◆ Do this ◆
Single out the lines that include the word "elsewhere". Copy them.

◆ Provided records ◆
* * * * * * * * *

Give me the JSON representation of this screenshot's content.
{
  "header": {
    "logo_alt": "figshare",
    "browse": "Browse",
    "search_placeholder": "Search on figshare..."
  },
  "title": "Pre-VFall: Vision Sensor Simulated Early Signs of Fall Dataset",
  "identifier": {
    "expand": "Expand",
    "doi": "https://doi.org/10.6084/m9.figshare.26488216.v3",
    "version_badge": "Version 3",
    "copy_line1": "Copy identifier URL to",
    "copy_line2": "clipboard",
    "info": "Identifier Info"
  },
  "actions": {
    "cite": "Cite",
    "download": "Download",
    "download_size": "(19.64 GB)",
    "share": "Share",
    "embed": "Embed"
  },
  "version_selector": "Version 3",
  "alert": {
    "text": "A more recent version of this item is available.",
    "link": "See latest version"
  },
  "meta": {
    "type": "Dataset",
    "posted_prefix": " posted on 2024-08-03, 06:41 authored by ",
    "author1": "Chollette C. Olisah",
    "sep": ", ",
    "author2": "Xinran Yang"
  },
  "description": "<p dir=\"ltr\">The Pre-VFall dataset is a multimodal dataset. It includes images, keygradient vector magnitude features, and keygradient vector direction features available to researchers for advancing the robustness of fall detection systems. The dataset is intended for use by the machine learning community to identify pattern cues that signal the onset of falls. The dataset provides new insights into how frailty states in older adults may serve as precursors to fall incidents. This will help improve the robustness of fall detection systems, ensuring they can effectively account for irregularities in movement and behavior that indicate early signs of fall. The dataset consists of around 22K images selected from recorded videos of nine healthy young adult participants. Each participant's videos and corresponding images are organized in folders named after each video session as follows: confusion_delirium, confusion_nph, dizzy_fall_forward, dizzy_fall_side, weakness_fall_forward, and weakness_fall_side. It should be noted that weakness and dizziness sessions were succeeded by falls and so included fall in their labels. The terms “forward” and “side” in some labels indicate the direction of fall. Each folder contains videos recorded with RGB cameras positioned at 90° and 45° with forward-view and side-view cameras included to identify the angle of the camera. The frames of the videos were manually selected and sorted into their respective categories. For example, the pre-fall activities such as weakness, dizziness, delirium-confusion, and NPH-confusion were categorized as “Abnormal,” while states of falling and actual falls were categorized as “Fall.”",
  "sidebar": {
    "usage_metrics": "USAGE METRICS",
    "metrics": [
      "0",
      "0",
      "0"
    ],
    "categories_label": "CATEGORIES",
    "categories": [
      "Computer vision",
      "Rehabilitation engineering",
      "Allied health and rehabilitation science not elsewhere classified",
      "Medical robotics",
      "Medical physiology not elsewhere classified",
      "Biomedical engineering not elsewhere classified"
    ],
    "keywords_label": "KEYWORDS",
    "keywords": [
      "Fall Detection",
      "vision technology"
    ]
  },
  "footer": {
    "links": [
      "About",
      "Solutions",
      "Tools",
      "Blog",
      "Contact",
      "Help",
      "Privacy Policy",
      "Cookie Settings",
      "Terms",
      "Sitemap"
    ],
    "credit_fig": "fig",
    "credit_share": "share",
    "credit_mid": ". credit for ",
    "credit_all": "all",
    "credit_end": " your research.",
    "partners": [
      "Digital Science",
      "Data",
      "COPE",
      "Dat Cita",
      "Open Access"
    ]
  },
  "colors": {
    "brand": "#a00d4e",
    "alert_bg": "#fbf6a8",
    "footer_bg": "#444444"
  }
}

* * * * * * * * *

◆ Response to the task ◆
      "Allied health and rehabilitation science not elsewhere classified",
      "Medical physiology not elsewhere classified",
      "Biomedical engineering not elsewhere classified"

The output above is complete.